Determine how many lines in the data below contain "Mark" and write only that number.

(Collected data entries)
####

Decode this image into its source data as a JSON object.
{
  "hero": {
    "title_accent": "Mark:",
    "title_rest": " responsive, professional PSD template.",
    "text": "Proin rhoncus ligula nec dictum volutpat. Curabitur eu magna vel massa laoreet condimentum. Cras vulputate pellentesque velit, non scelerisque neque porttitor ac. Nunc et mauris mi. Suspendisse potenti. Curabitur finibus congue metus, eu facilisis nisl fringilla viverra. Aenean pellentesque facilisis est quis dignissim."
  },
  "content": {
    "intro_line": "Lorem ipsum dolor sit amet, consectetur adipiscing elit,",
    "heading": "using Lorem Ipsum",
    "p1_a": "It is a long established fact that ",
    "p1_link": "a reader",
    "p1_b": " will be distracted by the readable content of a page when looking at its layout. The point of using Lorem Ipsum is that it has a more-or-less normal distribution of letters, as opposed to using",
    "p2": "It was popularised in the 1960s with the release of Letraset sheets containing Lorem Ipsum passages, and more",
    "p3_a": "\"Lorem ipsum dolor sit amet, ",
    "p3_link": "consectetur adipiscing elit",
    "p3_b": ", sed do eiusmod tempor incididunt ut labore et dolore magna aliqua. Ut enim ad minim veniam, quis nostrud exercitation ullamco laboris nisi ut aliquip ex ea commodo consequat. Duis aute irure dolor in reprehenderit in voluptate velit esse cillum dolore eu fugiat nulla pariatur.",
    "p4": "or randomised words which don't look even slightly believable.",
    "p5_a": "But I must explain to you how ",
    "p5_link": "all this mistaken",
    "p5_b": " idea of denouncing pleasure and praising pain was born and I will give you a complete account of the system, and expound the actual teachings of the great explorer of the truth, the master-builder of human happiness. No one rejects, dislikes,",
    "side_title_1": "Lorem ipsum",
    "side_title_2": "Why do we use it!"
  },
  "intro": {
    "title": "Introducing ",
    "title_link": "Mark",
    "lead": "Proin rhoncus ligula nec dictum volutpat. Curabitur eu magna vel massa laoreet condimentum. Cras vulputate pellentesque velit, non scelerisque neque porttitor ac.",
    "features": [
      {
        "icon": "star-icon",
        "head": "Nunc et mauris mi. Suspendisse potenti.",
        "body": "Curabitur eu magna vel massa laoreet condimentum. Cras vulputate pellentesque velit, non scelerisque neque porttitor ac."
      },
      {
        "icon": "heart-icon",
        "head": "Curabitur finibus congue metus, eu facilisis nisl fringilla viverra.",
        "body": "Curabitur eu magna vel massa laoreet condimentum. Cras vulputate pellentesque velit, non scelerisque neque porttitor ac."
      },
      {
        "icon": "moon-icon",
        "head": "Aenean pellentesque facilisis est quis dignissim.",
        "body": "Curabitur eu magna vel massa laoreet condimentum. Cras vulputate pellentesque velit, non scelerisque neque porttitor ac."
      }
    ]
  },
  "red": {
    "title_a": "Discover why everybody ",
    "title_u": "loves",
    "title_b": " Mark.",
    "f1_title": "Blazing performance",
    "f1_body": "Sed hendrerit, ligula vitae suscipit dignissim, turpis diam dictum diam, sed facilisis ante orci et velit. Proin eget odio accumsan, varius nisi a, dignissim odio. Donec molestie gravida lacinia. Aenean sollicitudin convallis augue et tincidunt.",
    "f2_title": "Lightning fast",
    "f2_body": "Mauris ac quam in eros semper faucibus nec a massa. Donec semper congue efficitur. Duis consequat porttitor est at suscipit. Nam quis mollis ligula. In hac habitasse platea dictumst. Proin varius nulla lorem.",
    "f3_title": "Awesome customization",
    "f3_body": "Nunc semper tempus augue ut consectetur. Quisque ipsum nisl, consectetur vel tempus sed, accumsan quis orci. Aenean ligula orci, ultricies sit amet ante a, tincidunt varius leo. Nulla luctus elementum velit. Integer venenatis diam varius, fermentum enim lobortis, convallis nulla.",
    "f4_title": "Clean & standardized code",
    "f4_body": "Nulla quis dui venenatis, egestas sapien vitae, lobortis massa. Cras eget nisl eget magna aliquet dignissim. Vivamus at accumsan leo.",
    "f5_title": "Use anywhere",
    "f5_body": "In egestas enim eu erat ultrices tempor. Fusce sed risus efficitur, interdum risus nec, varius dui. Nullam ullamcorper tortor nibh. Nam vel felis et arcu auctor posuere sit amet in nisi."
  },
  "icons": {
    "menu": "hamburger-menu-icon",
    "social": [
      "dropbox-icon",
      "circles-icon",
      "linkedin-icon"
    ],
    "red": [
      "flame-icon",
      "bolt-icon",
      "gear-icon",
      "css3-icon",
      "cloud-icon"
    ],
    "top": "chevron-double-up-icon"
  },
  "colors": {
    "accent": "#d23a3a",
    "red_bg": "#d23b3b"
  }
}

####

[SOLUTION TO THIS EXERCISE] 3